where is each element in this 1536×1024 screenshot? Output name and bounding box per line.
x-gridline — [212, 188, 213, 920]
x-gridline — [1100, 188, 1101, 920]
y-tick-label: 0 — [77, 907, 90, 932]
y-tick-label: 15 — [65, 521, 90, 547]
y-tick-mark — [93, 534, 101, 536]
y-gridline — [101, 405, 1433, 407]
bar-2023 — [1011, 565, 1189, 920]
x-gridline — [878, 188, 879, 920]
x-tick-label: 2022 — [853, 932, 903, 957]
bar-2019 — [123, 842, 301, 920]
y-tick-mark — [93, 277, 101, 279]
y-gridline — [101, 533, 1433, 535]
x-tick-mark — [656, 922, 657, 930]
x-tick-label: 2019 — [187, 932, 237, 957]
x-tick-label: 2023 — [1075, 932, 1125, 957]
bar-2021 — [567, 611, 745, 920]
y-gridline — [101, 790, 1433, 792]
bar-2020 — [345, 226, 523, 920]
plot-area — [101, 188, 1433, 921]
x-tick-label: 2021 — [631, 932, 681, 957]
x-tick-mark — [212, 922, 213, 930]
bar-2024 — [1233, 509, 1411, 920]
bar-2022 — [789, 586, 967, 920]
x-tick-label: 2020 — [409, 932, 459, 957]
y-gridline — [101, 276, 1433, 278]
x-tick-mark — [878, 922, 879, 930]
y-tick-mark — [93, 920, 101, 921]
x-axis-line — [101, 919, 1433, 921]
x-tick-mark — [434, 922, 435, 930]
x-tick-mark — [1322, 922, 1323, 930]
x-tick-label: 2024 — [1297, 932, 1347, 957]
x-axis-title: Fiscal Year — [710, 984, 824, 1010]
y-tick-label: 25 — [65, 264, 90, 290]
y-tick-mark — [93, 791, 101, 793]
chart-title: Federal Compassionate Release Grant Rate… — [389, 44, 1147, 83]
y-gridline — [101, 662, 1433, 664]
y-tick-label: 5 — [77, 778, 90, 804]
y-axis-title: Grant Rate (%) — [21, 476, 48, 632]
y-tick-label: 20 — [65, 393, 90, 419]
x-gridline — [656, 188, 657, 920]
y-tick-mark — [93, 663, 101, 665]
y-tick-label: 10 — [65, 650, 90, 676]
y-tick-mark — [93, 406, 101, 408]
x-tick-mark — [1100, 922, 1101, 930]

What is being asked
Copy every item above line for line, with no change to any character.

Correct result
where is each element in this 1536×1024 screenshot? Output name and bounding box per line.
x-gridline — [212, 188, 213, 920]
x-gridline — [1100, 188, 1101, 920]
y-tick-label: 0 — [77, 907, 90, 932]
y-tick-label: 15 — [65, 521, 90, 547]
y-tick-mark — [93, 534, 101, 536]
y-gridline — [101, 405, 1433, 407]
bar-2023 — [1011, 565, 1189, 920]
x-gridline — [878, 188, 879, 920]
x-tick-label: 2022 — [853, 932, 903, 957]
bar-2019 — [123, 842, 301, 920]
y-tick-mark — [93, 277, 101, 279]
y-gridline — [101, 533, 1433, 535]
x-tick-mark — [656, 922, 657, 930]
x-tick-label: 2019 — [187, 932, 237, 957]
x-tick-label: 2023 — [1075, 932, 1125, 957]
bar-2021 — [567, 611, 745, 920]
y-gridline — [101, 790, 1433, 792]
bar-2020 — [345, 226, 523, 920]
plot-area — [101, 188, 1433, 921]
x-tick-label: 2021 — [631, 932, 681, 957]
x-tick-mark — [212, 922, 213, 930]
bar-2024 — [1233, 509, 1411, 920]
bar-2022 — [789, 586, 967, 920]
x-tick-label: 2020 — [409, 932, 459, 957]
y-gridline — [101, 276, 1433, 278]
x-tick-mark — [878, 922, 879, 930]
y-tick-mark — [93, 920, 101, 921]
x-axis-line — [101, 919, 1433, 921]
x-tick-mark — [434, 922, 435, 930]
x-tick-mark — [1322, 922, 1323, 930]
x-tick-label: 2024 — [1297, 932, 1347, 957]
x-axis-title: Fiscal Year — [710, 984, 824, 1010]
y-tick-label: 25 — [65, 264, 90, 290]
y-tick-mark — [93, 791, 101, 793]
chart-title: Federal Compassionate Release Grant Rate… — [389, 44, 1147, 83]
y-gridline — [101, 662, 1433, 664]
y-tick-label: 5 — [77, 778, 90, 804]
y-axis-title: Grant Rate (%) — [21, 476, 48, 632]
y-tick-label: 20 — [65, 393, 90, 419]
x-gridline — [656, 188, 657, 920]
y-tick-mark — [93, 663, 101, 665]
y-tick-label: 10 — [65, 650, 90, 676]
y-tick-mark — [93, 406, 101, 408]
x-tick-mark — [1100, 922, 1101, 930]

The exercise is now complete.